# Task requirements
Reproduce each record exactly.

# Dataset entries on figures
>>>>

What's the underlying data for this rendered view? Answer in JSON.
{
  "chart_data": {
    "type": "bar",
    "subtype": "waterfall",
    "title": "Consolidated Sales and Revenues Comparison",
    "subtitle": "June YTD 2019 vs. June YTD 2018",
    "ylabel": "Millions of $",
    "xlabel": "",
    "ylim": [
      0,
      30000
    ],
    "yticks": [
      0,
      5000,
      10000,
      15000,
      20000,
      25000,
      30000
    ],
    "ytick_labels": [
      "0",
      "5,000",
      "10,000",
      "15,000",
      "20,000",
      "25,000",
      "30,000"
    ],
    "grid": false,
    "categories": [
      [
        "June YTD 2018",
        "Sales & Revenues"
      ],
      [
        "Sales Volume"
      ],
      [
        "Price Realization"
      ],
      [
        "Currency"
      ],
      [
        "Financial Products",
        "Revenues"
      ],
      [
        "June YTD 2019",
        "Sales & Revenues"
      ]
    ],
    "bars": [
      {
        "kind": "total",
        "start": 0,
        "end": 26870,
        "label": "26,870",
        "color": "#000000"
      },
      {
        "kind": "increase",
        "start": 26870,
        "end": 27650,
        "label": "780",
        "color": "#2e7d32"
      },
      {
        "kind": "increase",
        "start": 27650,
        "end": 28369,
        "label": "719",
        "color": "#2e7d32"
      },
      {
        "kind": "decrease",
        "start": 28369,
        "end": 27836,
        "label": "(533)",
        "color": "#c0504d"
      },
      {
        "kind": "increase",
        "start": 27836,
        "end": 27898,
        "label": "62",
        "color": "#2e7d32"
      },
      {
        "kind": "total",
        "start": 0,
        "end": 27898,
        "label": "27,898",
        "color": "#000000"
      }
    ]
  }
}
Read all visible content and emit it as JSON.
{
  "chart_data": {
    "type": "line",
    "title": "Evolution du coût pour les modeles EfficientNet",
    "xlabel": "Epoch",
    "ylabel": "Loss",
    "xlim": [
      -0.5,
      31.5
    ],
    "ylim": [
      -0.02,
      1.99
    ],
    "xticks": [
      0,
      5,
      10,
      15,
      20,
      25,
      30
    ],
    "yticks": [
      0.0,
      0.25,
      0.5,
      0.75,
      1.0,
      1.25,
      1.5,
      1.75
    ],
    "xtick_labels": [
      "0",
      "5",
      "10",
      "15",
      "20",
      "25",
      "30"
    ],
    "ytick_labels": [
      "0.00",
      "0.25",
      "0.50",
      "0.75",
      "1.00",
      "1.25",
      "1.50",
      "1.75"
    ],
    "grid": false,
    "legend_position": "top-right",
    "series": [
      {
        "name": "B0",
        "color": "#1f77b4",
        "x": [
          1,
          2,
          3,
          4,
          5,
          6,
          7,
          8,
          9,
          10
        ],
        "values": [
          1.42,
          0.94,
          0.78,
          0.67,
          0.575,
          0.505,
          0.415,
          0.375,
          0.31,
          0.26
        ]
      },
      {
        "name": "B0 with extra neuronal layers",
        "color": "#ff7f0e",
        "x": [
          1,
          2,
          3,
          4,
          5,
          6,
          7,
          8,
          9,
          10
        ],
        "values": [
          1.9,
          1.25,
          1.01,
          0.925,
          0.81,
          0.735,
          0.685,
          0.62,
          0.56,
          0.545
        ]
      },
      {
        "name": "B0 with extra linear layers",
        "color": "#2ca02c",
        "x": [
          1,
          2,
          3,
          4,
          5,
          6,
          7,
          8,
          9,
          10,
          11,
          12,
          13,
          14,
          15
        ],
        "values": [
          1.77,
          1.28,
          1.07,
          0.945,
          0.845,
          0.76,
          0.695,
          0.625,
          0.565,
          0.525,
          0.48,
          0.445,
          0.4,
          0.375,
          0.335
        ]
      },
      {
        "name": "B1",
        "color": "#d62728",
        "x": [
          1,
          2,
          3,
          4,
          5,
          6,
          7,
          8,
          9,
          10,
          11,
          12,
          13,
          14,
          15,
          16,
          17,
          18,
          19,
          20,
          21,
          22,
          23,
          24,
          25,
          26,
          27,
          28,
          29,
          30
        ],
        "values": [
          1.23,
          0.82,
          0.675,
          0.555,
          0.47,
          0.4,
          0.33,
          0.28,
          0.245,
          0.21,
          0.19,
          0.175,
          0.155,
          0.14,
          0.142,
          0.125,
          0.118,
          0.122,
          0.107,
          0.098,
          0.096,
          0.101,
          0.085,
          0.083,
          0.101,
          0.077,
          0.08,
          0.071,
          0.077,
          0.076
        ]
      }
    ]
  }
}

<<<<

# Solution to the exercise
What's the underlying data for this rendered view? Answer in JSON.
{
  "chart_data": {
    "type": "bar",
    "subtype": "waterfall",
    "title": "Consolidated Sales and Revenues Comparison",
    "subtitle": "June YTD 2019 vs. June YTD 2018",
    "ylabel": "Millions of $",
    "xlabel": "",
    "ylim": [
      0,
      30000
    ],
    "yticks": [
      0,
      5000,
      10000,
      15000,
      20000,
      25000,
      30000
    ],
    "ytick_labels": [
      "0",
      "5,000",
      "10,000",
      "15,000",
      "20,000",
      "25,000",
      "30,000"
    ],
    "grid": false,
    "categories": [
      [
        "June YTD 2018",
        "Sales & Revenues"
      ],
      [
        "Sales Volume"
      ],
      [
        "Price Realization"
      ],
      [
        "Currency"
      ],
      [
        "Financial Products",
        "Revenues"
      ],
      [
        "June YTD 2019",
        "Sales & Revenues"
      ]
    ],
    "bars": [
      {
        "kind": "total",
        "start": 0,
        "end": 26870,
        "label": "26,870",
        "color": "#000000"
      },
      {
        "kind": "increase",
        "start": 26870,
        "end": 27650,
        "label": "780",
        "color": "#2e7d32"
      },
      {
        "kind": "increase",
        "start": 27650,
        "end": 28369,
        "label": "719",
        "color": "#2e7d32"
      },
      {
        "kind": "decrease",
        "start": 28369,
        "end": 27836,
        "label": "(533)",
        "color": "#c0504d"
      },
      {
        "kind": "increase",
        "start": 27836,
        "end": 27898,
        "label": "62",
        "color": "#2e7d32"
      },
      {
        "kind": "total",
        "start": 0,
        "end": 27898,
        "label": "27,898",
        "color": "#000000"
      }
    ]
  }
}
Read all visible content and emit it as JSON.
{
  "chart_data": {
    "type": "line",
    "title": "Evolution du coût pour les modeles EfficientNet",
    "xlabel": "Epoch",
    "ylabel": "Loss",
    "xlim": [
      -0.5,
      31.5
    ],
    "ylim": [
      -0.02,
      1.99
    ],
    "xticks": [
      0,
      5,
      10,
      15,
      20,
      25,
      30
    ],
    "yticks": [
      0.0,
      0.25,
      0.5,
      0.75,
      1.0,
      1.25,
      1.5,
      1.75
    ],
    "xtick_labels": [
      "0",
      "5",
      "10",
      "15",
      "20",
      "25",
      "30"
    ],
    "ytick_labels": [
      "0.00",
      "0.25",
      "0.50",
      "0.75",
      "1.00",
      "1.25",
      "1.50",
      "1.75"
    ],
    "grid": false,
    "legend_position": "top-right",
    "series": [
      {
        "name": "B0",
        "color": "#1f77b4",
        "x": [
          1,
          2,
          3,
          4,
          5,
          6,
          7,
          8,
          9,
          10
        ],
        "values": [
          1.42,
          0.94,
          0.78,
          0.67,
          0.575,
          0.505,
          0.415,
          0.375,
          0.31,
          0.26
        ]
      },
      {
        "name": "B0 with extra neuronal layers",
        "color": "#ff7f0e",
        "x": [
          1,
          2,
          3,
          4,
          5,
          6,
          7,
          8,
          9,
          10
        ],
        "values": [
          1.9,
          1.25,
          1.01,
          0.925,
          0.81,
          0.735,
          0.685,
          0.62,
          0.56,
          0.545
        ]
      },
      {
        "name": "B0 with extra linear layers",
        "color": "#2ca02c",
        "x": [
          1,
          2,
          3,
          4,
          5,
          6,
          7,
          8,
          9,
          10,
          11,
          12,
          13,
          14,
          15
        ],
        "values": [
          1.77,
          1.28,
          1.07,
          0.945,
          0.845,
          0.76,
          0.695,
          0.625,
          0.565,
          0.525,
          0.48,
          0.445,
          0.4,
          0.375,
          0.335
        ]
      },
      {
        "name": "B1",
        "color": "#d62728",
        "x": [
          1,
          2,
          3,
          4,
          5,
          6,
          7,
          8,
          9,
          10,
          11,
          12,
          13,
          14,
          15,
          16,
          17,
          18,
          19,
          20,
          21,
          22,
          23,
          24,
          25,
          26,
          27,
          28,
          29,
          30
        ],
        "values": [
          1.23,
          0.82,
          0.675,
          0.555,
          0.47,
          0.4,
          0.33,
          0.28,
          0.245,
          0.21,
          0.19,
          0.175,
          0.155,
          0.14,
          0.142,
          0.125,
          0.118,
          0.122,
          0.107,
          0.098,
          0.096,
          0.101,
          0.085,
          0.083,
          0.101,
          0.077,
          0.08,
          0.071,
          0.077,
          0.076
        ]
      }
    ]
  }
}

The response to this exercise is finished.